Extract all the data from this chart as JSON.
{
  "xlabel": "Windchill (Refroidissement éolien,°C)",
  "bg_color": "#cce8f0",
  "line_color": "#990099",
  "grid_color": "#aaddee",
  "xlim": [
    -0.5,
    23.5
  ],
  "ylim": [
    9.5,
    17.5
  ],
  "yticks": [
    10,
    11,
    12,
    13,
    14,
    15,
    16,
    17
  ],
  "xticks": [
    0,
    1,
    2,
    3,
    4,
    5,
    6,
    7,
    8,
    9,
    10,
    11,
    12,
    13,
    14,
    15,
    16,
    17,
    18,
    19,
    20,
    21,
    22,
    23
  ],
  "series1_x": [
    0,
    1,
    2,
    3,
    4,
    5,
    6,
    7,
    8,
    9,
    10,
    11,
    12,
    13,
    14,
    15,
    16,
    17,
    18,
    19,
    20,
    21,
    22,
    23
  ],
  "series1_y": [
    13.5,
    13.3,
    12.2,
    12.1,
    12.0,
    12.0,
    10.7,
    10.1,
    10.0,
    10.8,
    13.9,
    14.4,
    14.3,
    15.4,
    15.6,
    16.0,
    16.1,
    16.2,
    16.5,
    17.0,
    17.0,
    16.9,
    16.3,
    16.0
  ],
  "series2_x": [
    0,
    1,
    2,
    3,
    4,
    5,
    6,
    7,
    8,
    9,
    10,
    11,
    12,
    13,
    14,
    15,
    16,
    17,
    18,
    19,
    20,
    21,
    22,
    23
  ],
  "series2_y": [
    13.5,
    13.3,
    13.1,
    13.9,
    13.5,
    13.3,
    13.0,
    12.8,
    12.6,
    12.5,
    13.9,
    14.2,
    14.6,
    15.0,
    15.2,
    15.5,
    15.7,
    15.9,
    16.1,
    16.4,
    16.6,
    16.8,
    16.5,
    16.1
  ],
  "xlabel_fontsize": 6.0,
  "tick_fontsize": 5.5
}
=-=-=
## GIVEN INSTRUCTION
Give the entries again in full, exactly as they are written.

## FINAL RESULT
Extract all the data from this chart as JSON.
{
  "xlabel": "Windchill (Refroidissement éolien,°C)",
  "bg_color": "#cce8f0",
  "line_color": "#990099",
  "grid_color": "#aaddee",
  "xlim": [
    -0.5,
    23.5
  ],
  "ylim": [
    9.5,
    17.5
  ],
  "yticks": [
    10,
    11,
    12,
    13,
    14,
    15,
    16,
    17
  ],
  "xticks": [
    0,
    1,
    2,
    3,
    4,
    5,
    6,
    7,
    8,
    9,
    10,
    11,
    12,
    13,
    14,
    15,
    16,
    17,
    18,
    19,
    20,
    21,
    22,
    23
  ],
  "series1_x": [
    0,
    1,
    2,
    3,
    4,
    5,
    6,
    7,
    8,
    9,
    10,
    11,
    12,
    13,
    14,
    15,
    16,
    17,
    18,
    19,
    20,
    21,
    22,
    23
  ],
  "series1_y": [
    13.5,
    13.3,
    12.2,
    12.1,
    12.0,
    12.0,
    10.7,
    10.1,
    10.0,
    10.8,
    13.9,
    14.4,
    14.3,
    15.4,
    15.6,
    16.0,
    16.1,
    16.2,
    16.5,
    17.0,
    17.0,
    16.9,
    16.3,
    16.0
  ],
  "series2_x": [
    0,
    1,
    2,
    3,
    4,
    5,
    6,
    7,
    8,
    9,
    10,
    11,
    12,
    13,
    14,
    15,
    16,
    17,
    18,
    19,
    20,
    21,
    22,
    23
  ],
  "series2_y": [
    13.5,
    13.3,
    13.1,
    13.9,
    13.5,
    13.3,
    13.0,
    12.8,
    12.6,
    12.5,
    13.9,
    14.2,
    14.6,
    15.0,
    15.2,
    15.5,
    15.7,
    15.9,
    16.1,
    16.4,
    16.6,
    16.8,
    16.5,
    16.1
  ],
  "xlabel_fontsize": 6.0,
  "tick_fontsize": 5.5
}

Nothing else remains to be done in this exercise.